> Work to be completed
Return the entries verbatim and drop every picture.

-- Start --

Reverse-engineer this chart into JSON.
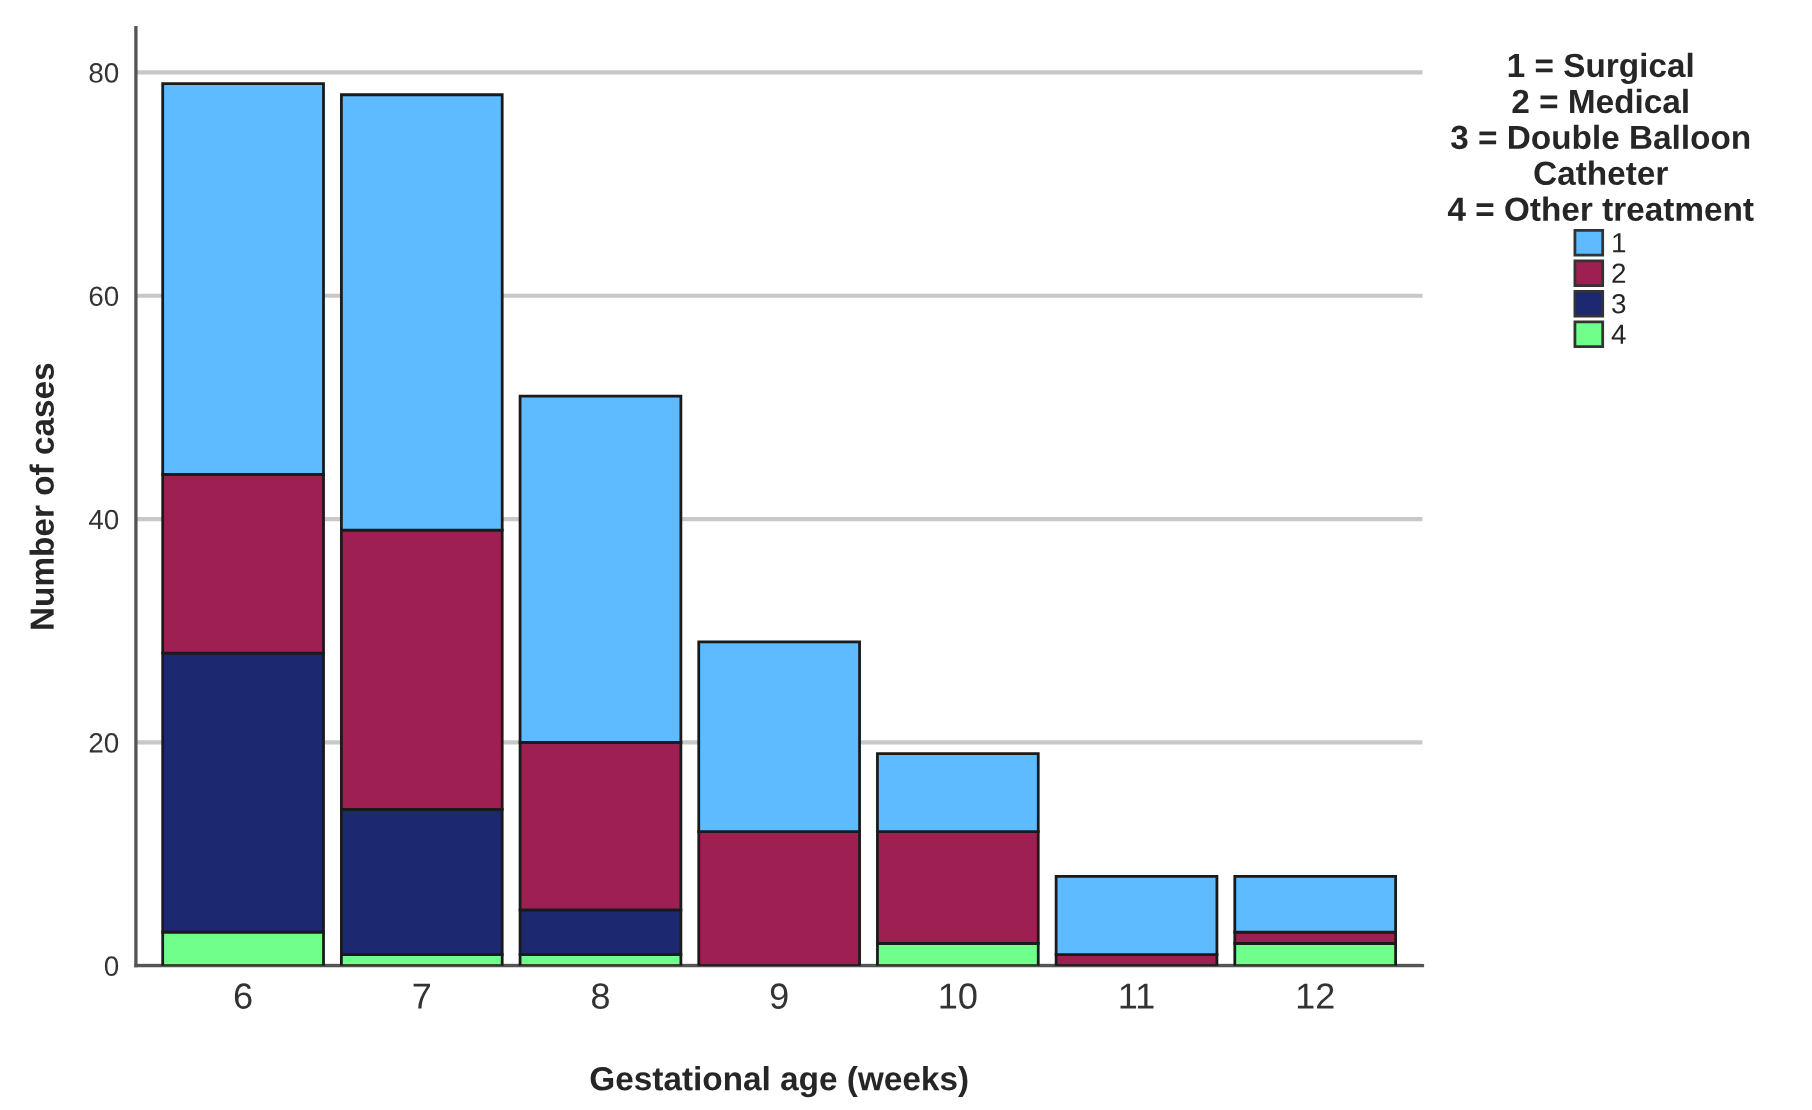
{
  "chart_data": {
    "type": "bar",
    "stacked": true,
    "xlabel": "Gestational age (weeks)",
    "ylabel": "Number of cases",
    "legend_title": "1 = Surgical\n2 = Medical\n3 = Double Balloon\nCatheter\n4 = Other treatment",
    "categories": [
      "6",
      "7",
      "8",
      "9",
      "10",
      "11",
      "12"
    ],
    "series": [
      {
        "name": "4",
        "color": "#70ff8a",
        "values": [
          3,
          1,
          1,
          0,
          2,
          0,
          2
        ]
      },
      {
        "name": "3",
        "color": "#1c2870",
        "values": [
          25,
          13,
          4,
          0,
          0,
          0,
          0
        ]
      },
      {
        "name": "2",
        "color": "#9e2052",
        "values": [
          16,
          25,
          15,
          12,
          10,
          1,
          1
        ]
      },
      {
        "name": "1",
        "color": "#5fbbff",
        "values": [
          35,
          39,
          31,
          17,
          7,
          7,
          5
        ]
      }
    ],
    "ylim": [
      0,
      84
    ],
    "yticks": [
      0,
      20,
      40,
      60,
      80
    ],
    "grid": "y",
    "legend": "top right"
  }
}
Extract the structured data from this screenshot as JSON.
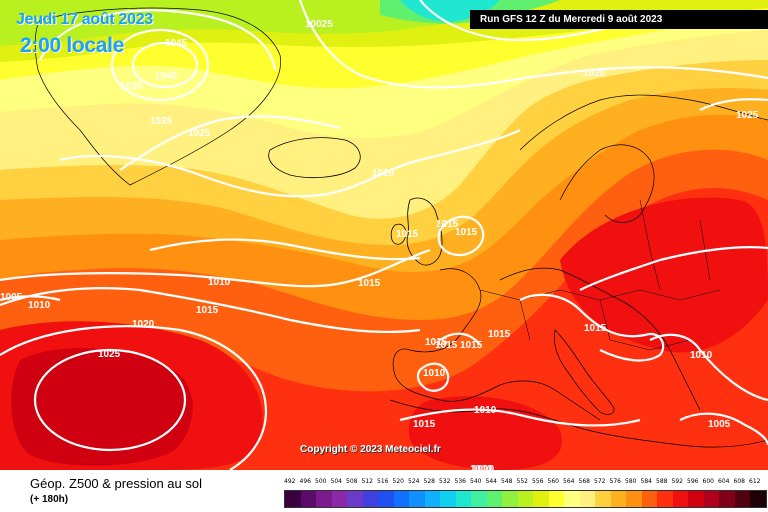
{
  "header": {
    "valid_date": "Jeudi 17 août 2023",
    "valid_time": "2:00 locale",
    "run_info": "Run GFS 12 Z du Mercredi 9 août 2023"
  },
  "copyright": "Copyright © 2023 Meteociel.fr",
  "legend": {
    "title": "Géop. Z500 & pression au sol",
    "subtitle": "(+ 180h)",
    "scale_values": [
      "492",
      "496",
      "500",
      "504",
      "508",
      "512",
      "516",
      "520",
      "524",
      "528",
      "532",
      "536",
      "540",
      "544",
      "548",
      "552",
      "556",
      "560",
      "564",
      "568",
      "572",
      "576",
      "580",
      "584",
      "588",
      "592",
      "596",
      "600",
      "604",
      "608",
      "612"
    ],
    "scale_colors": [
      "#3a0040",
      "#5a0a6a",
      "#7a1a8c",
      "#8a2aaa",
      "#6a3ac8",
      "#4040e0",
      "#2050f0",
      "#1070ff",
      "#1090ff",
      "#10b0ff",
      "#10d0f0",
      "#20e8d0",
      "#40f0a0",
      "#60f070",
      "#90f040",
      "#b8f020",
      "#e0f010",
      "#ffff30",
      "#ffff80",
      "#fff080",
      "#ffd040",
      "#ffb020",
      "#ff9010",
      "#ff6010",
      "#ff3010",
      "#f01010",
      "#d00010",
      "#b00020",
      "#800018",
      "#500010",
      "#200008"
    ]
  },
  "isobars": {
    "labels": [
      "1045",
      "1040",
      "1030",
      "1025",
      "1025",
      "10025",
      "1020",
      "1025",
      "1020",
      "1015",
      "1015",
      "1015",
      "1010",
      "1005",
      "1010",
      "1015",
      "1015",
      "1015",
      "1020",
      "1025",
      "1015",
      "1015",
      "1015",
      "1010",
      "1010",
      "1015",
      "1010",
      "1015",
      "1010",
      "1005",
      "1010"
    ]
  },
  "colors": {
    "high_core": "#c80000",
    "isobar": "#ffffff",
    "coastline": "#000000",
    "accent_text": "#1aa0ff"
  }
}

-- End --

> Reply
Reverse-engineer this chart into JSON.
{
  "chart_data": {
    "type": "bar",
    "stacked": true,
    "xlabel": "Gestational age (weeks)",
    "ylabel": "Number of cases",
    "legend_title": "1 = Surgical\n2 = Medical\n3 = Double Balloon\nCatheter\n4 = Other treatment",
    "categories": [
      "6",
      "7",
      "8",
      "9",
      "10",
      "11",
      "12"
    ],
    "series": [
      {
        "name": "4",
        "color": "#70ff8a",
        "values": [
          3,
          1,
          1,
          0,
          2,
          0,
          2
        ]
      },
      {
        "name": "3",
        "color": "#1c2870",
        "values": [
          25,
          13,
          4,
          0,
          0,
          0,
          0
        ]
      },
      {
        "name": "2",
        "color": "#9e2052",
        "values": [
          16,
          25,
          15,
          12,
          10,
          1,
          1
        ]
      },
      {
        "name": "1",
        "color": "#5fbbff",
        "values": [
          35,
          39,
          31,
          17,
          7,
          7,
          5
        ]
      }
    ],
    "ylim": [
      0,
      84
    ],
    "yticks": [
      0,
      20,
      40,
      60,
      80
    ],
    "grid": "y",
    "legend": "top right"
  }
}
Extract the structured data from this screenshot as JSON.
{
  "header": {
    "valid_date": "Jeudi 17 août 2023",
    "valid_time": "2:00 locale",
    "run_info": "Run GFS 12 Z du Mercredi 9 août 2023"
  },
  "copyright": "Copyright © 2023 Meteociel.fr",
  "legend": {
    "title": "Géop. Z500 & pression au sol",
    "subtitle": "(+ 180h)",
    "scale_values": [
      "492",
      "496",
      "500",
      "504",
      "508",
      "512",
      "516",
      "520",
      "524",
      "528",
      "532",
      "536",
      "540",
      "544",
      "548",
      "552",
      "556",
      "560",
      "564",
      "568",
      "572",
      "576",
      "580",
      "584",
      "588",
      "592",
      "596",
      "600",
      "604",
      "608",
      "612"
    ],
    "scale_colors": [
      "#3a0040",
      "#5a0a6a",
      "#7a1a8c",
      "#8a2aaa",
      "#6a3ac8",
      "#4040e0",
      "#2050f0",
      "#1070ff",
      "#1090ff",
      "#10b0ff",
      "#10d0f0",
      "#20e8d0",
      "#40f0a0",
      "#60f070",
      "#90f040",
      "#b8f020",
      "#e0f010",
      "#ffff30",
      "#ffff80",
      "#fff080",
      "#ffd040",
      "#ffb020",
      "#ff9010",
      "#ff6010",
      "#ff3010",
      "#f01010",
      "#d00010",
      "#b00020",
      "#800018",
      "#500010",
      "#200008"
    ]
  },
  "isobars": {
    "labels": [
      "1045",
      "1040",
      "1030",
      "1025",
      "1025",
      "10025",
      "1020",
      "1025",
      "1020",
      "1015",
      "1015",
      "1015",
      "1010",
      "1005",
      "1010",
      "1015",
      "1015",
      "1015",
      "1020",
      "1025",
      "1015",
      "1015",
      "1015",
      "1010",
      "1010",
      "1015",
      "1010",
      "1015",
      "1010",
      "1005",
      "1010"
    ]
  },
  "colors": {
    "high_core": "#c80000",
    "isobar": "#ffffff",
    "coastline": "#000000",
    "accent_text": "#1aa0ff"
  }
}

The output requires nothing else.